▶ [DATA EXCERPTS]
☆ ☆ ☆ ☆ ☆ ☆ ☆

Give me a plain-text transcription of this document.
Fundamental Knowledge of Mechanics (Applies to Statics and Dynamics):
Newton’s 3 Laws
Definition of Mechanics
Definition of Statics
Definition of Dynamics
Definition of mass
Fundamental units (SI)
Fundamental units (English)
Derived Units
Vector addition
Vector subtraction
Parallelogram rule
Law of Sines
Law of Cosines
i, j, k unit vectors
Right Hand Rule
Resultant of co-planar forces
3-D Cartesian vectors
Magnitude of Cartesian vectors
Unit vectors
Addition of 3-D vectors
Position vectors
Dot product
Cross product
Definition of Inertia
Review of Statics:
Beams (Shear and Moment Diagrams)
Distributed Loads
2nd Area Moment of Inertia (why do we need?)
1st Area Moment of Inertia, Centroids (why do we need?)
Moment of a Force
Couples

☆ ☆ ☆ ☆ ☆ ☆ ☆

Go through the records and print each one exactly.

▶ [SOLUTION FOR THIS PROBLEM]
Give me a plain-text transcription of this document.
Fundamental Knowledge of Mechanics (Applies to Statics and Dynamics):
Newton’s 3 Laws
Definition of Mechanics
Definition of Statics
Definition of Dynamics
Definition of mass
Fundamental units (SI)
Fundamental units (English)
Derived Units
Vector addition
Vector subtraction
Parallelogram rule
Law of Sines
Law of Cosines
i, j, k unit vectors
Right Hand Rule
Resultant of co-planar forces
3-D Cartesian vectors
Magnitude of Cartesian vectors
Unit vectors
Addition of 3-D vectors
Position vectors
Dot product
Cross product
Definition of Inertia
Review of Statics:
Beams (Shear and Moment Diagrams)
Distributed Loads
2nd Area Moment of Inertia (why do we need?)
1st Area Moment of Inertia, Centroids (why do we need?)
Moment of a Force
Couples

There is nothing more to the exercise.